Do this >> Pictures do not belong in the copy; transcribe everything else in the records exactly.

┌──

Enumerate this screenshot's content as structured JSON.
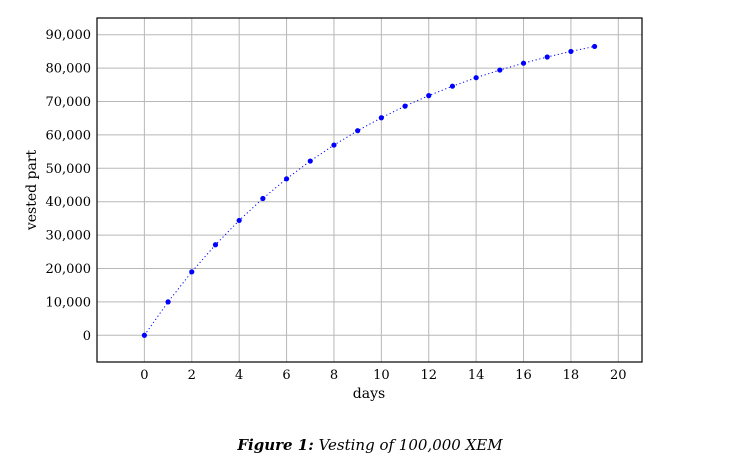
{
  "chart_data": {
    "type": "scatter",
    "title": "",
    "xlabel": "days",
    "ylabel": "vested part",
    "xlim": [
      -2,
      21
    ],
    "ylim": [
      -8000,
      95000
    ],
    "xticks": [
      0,
      2,
      4,
      6,
      8,
      10,
      12,
      14,
      16,
      18,
      20
    ],
    "yticks": [
      0,
      10000,
      20000,
      30000,
      40000,
      50000,
      60000,
      70000,
      80000,
      90000
    ],
    "ytick_labels": [
      "0",
      "10,000",
      "20,000",
      "30,000",
      "40,000",
      "50,000",
      "60,000",
      "70,000",
      "80,000",
      "90,000"
    ],
    "grid": true,
    "series": [
      {
        "color": "#0000ff",
        "line_style": "dotted",
        "marker": "circle",
        "x": [
          0,
          1,
          2,
          3,
          4,
          5,
          6,
          7,
          8,
          9,
          10,
          11,
          12,
          13,
          14,
          15,
          16,
          17,
          18,
          19
        ],
        "y": [
          0,
          10000,
          19000,
          27100,
          34390,
          40951,
          46856,
          52170,
          56953,
          61258,
          65132,
          68619,
          71757,
          74581,
          77123,
          79411,
          81470,
          83323,
          84991,
          86491
        ]
      }
    ]
  },
  "caption": {
    "label": "Figure 1:",
    "text": "Vesting of 100,000 XEM"
  }
}
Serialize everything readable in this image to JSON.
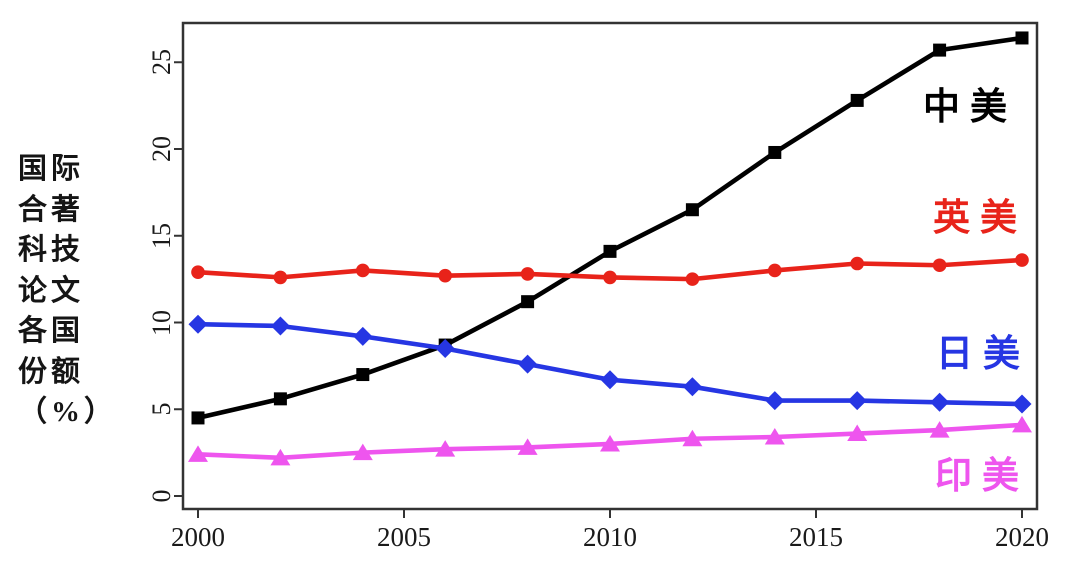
{
  "chart_data": {
    "type": "line",
    "title": "",
    "xlabel": "",
    "ylabel": "国际合著科技论文各国份额（%）",
    "ylabel_lines": [
      "国际",
      "合著",
      "科技",
      "论文",
      "各国",
      "份额",
      "（%）"
    ],
    "x": [
      2000,
      2002,
      2004,
      2006,
      2008,
      2010,
      2012,
      2014,
      2016,
      2018,
      2020
    ],
    "x_ticks": [
      2000,
      2005,
      2010,
      2015,
      2020
    ],
    "y_ticks": [
      0,
      5,
      10,
      15,
      20,
      25
    ],
    "xlim": [
      2000,
      2020
    ],
    "ylim": [
      0,
      27
    ],
    "grid": false,
    "legend_position": "inline-right",
    "frame_color": "#333333",
    "series": [
      {
        "name": "中美",
        "color": "#000000",
        "marker": "square",
        "values": [
          4.5,
          5.6,
          7.0,
          8.7,
          11.2,
          14.1,
          16.5,
          19.8,
          22.8,
          25.7,
          26.4
        ]
      },
      {
        "name": "英美",
        "color": "#e8231a",
        "marker": "circle",
        "values": [
          12.9,
          12.6,
          13.0,
          12.7,
          12.8,
          12.6,
          12.5,
          13.0,
          13.4,
          13.3,
          13.6
        ]
      },
      {
        "name": "日美",
        "color": "#2636e3",
        "marker": "diamond",
        "values": [
          9.9,
          9.8,
          9.2,
          8.5,
          7.6,
          6.7,
          6.3,
          5.5,
          5.5,
          5.4,
          5.3
        ]
      },
      {
        "name": "印美",
        "color": "#ee55ee",
        "marker": "triangle-up",
        "values": [
          2.4,
          2.2,
          2.5,
          2.7,
          2.8,
          3.0,
          3.3,
          3.4,
          3.6,
          3.8,
          4.1
        ]
      }
    ]
  }
}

└──

Result of the task >>
Enumerate this screenshot's content as structured JSON.
{
  "chart_data": {
    "type": "scatter",
    "title": "",
    "xlabel": "days",
    "ylabel": "vested part",
    "xlim": [
      -2,
      21
    ],
    "ylim": [
      -8000,
      95000
    ],
    "xticks": [
      0,
      2,
      4,
      6,
      8,
      10,
      12,
      14,
      16,
      18,
      20
    ],
    "yticks": [
      0,
      10000,
      20000,
      30000,
      40000,
      50000,
      60000,
      70000,
      80000,
      90000
    ],
    "ytick_labels": [
      "0",
      "10,000",
      "20,000",
      "30,000",
      "40,000",
      "50,000",
      "60,000",
      "70,000",
      "80,000",
      "90,000"
    ],
    "grid": true,
    "series": [
      {
        "color": "#0000ff",
        "line_style": "dotted",
        "marker": "circle",
        "x": [
          0,
          1,
          2,
          3,
          4,
          5,
          6,
          7,
          8,
          9,
          10,
          11,
          12,
          13,
          14,
          15,
          16,
          17,
          18,
          19
        ],
        "y": [
          0,
          10000,
          19000,
          27100,
          34390,
          40951,
          46856,
          52170,
          56953,
          61258,
          65132,
          68619,
          71757,
          74581,
          77123,
          79411,
          81470,
          83323,
          84991,
          86491
        ]
      }
    ]
  },
  "caption": {
    "label": "Figure 1:",
    "text": "Vesting of 100,000 XEM"
  }
}
Serialize everything readable in this image to JSON.
{
  "chart_data": {
    "type": "line",
    "title": "",
    "xlabel": "",
    "ylabel": "国际合著科技论文各国份额（%）",
    "ylabel_lines": [
      "国际",
      "合著",
      "科技",
      "论文",
      "各国",
      "份额",
      "（%）"
    ],
    "x": [
      2000,
      2002,
      2004,
      2006,
      2008,
      2010,
      2012,
      2014,
      2016,
      2018,
      2020
    ],
    "x_ticks": [
      2000,
      2005,
      2010,
      2015,
      2020
    ],
    "y_ticks": [
      0,
      5,
      10,
      15,
      20,
      25
    ],
    "xlim": [
      2000,
      2020
    ],
    "ylim": [
      0,
      27
    ],
    "grid": false,
    "legend_position": "inline-right",
    "frame_color": "#333333",
    "series": [
      {
        "name": "中美",
        "color": "#000000",
        "marker": "square",
        "values": [
          4.5,
          5.6,
          7.0,
          8.7,
          11.2,
          14.1,
          16.5,
          19.8,
          22.8,
          25.7,
          26.4
        ]
      },
      {
        "name": "英美",
        "color": "#e8231a",
        "marker": "circle",
        "values": [
          12.9,
          12.6,
          13.0,
          12.7,
          12.8,
          12.6,
          12.5,
          13.0,
          13.4,
          13.3,
          13.6
        ]
      },
      {
        "name": "日美",
        "color": "#2636e3",
        "marker": "diamond",
        "values": [
          9.9,
          9.8,
          9.2,
          8.5,
          7.6,
          6.7,
          6.3,
          5.5,
          5.5,
          5.4,
          5.3
        ]
      },
      {
        "name": "印美",
        "color": "#ee55ee",
        "marker": "triangle-up",
        "values": [
          2.4,
          2.2,
          2.5,
          2.7,
          2.8,
          3.0,
          3.3,
          3.4,
          3.6,
          3.8,
          4.1
        ]
      }
    ]
  }
}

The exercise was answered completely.